◆ **DATA FOR THE TASK**:
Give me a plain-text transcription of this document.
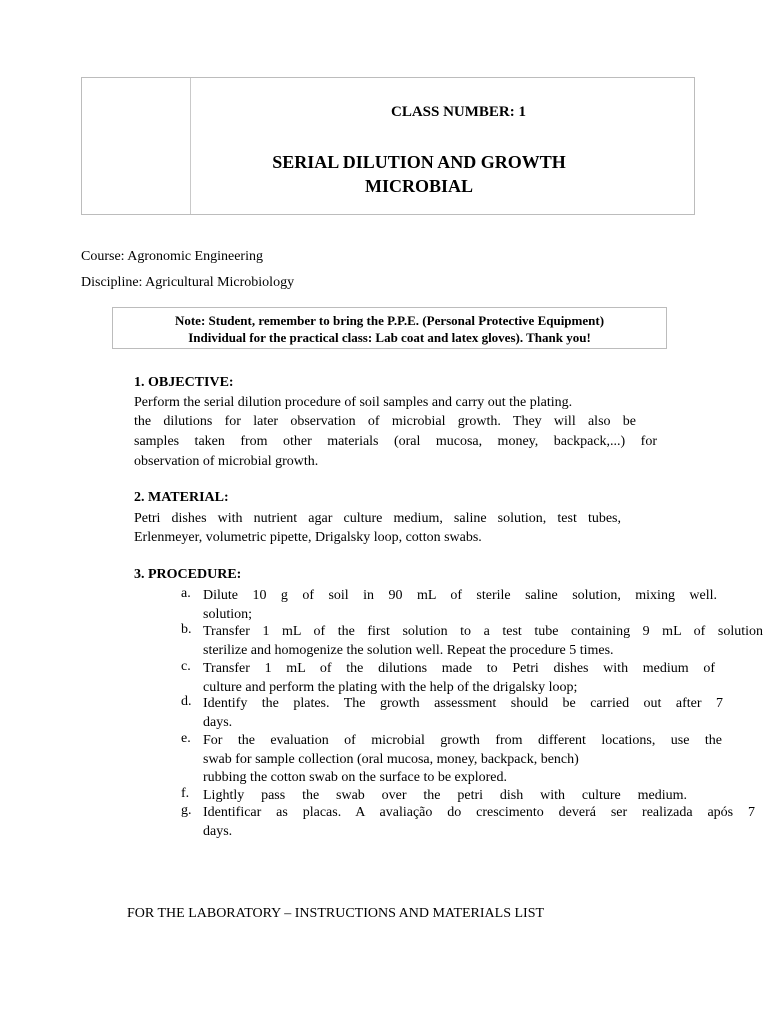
CLASS NUMBER: 1
SERIAL DILUTION AND GROWTH
MICROBIAL
Course: Agronomic Engineering
Discipline: Agricultural Microbiology
Note: Student, remember to bring the P.P.E. (Personal Protective Equipment)
Individual for the practical class: Lab coat and latex gloves). Thank you!
1. OBJECTIVE:
Perform the serial dilution procedure of soil samples and carry out the plating.
the dilutions for later observation of microbial growth. They will also be
samples taken from other materials (oral mucosa, money, backpack,...) for
observation of microbial growth.
2. MATERIAL:
Petri dishes with nutrient agar culture medium, saline solution, test tubes,
Erlenmeyer, volumetric pipette, Drigalsky loop, cotton swabs.
3. PROCEDURE:
a. Dilute 10 g of soil in 90 mL of sterile saline solution, mixing well.
solution;
b. Transfer 1 mL of the first solution to a test tube containing 9 mL of solution
sterilize and homogenize the solution well. Repeat the procedure 5 times.
c. Transfer 1 mL of the dilutions made to Petri dishes with medium of
culture and perform the plating with the help of the drigalsky loop;
d. Identify the plates. The growth assessment should be carried out after 7
days.
e. For the evaluation of microbial growth from different locations, use the
swab for sample collection (oral mucosa, money, backpack, bench)
rubbing the cotton swab on the surface to be explored.
f. Lightly pass the swab over the petri dish with culture medium.
g. Identificar as placas. A avaliação do crescimento deverá ser realizada após 7
days.
FOR THE LABORATORY – INSTRUCTIONS AND MATERIALS LIST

◆ **GIVEN REQUEST**: Omitting all images, print the listing exactly.

◆ **TASK SOLUTION**:
Give me a plain-text transcription of this document.
CLASS NUMBER: 1
SERIAL DILUTION AND GROWTH
MICROBIAL
Course: Agronomic Engineering
Discipline: Agricultural Microbiology
Note: Student, remember to bring the P.P.E. (Personal Protective Equipment)
Individual for the practical class: Lab coat and latex gloves). Thank you!
1. OBJECTIVE:
Perform the serial dilution procedure of soil samples and carry out the plating.
the dilutions for later observation of microbial growth. They will also be
samples taken from other materials (oral mucosa, money, backpack,...) for
observation of microbial growth.
2. MATERIAL:
Petri dishes with nutrient agar culture medium, saline solution, test tubes,
Erlenmeyer, volumetric pipette, Drigalsky loop, cotton swabs.
3. PROCEDURE:
a. Dilute 10 g of soil in 90 mL of sterile saline solution, mixing well.
solution;
b. Transfer 1 mL of the first solution to a test tube containing 9 mL of solution
sterilize and homogenize the solution well. Repeat the procedure 5 times.
c. Transfer 1 mL of the dilutions made to Petri dishes with medium of
culture and perform the plating with the help of the drigalsky loop;
d. Identify the plates. The growth assessment should be carried out after 7
days.
e. For the evaluation of microbial growth from different locations, use the
swab for sample collection (oral mucosa, money, backpack, bench)
rubbing the cotton swab on the surface to be explored.
f. Lightly pass the swab over the petri dish with culture medium.
g. Identificar as placas. A avaliação do crescimento deverá ser realizada após 7
days.
FOR THE LABORATORY – INSTRUCTIONS AND MATERIALS LIST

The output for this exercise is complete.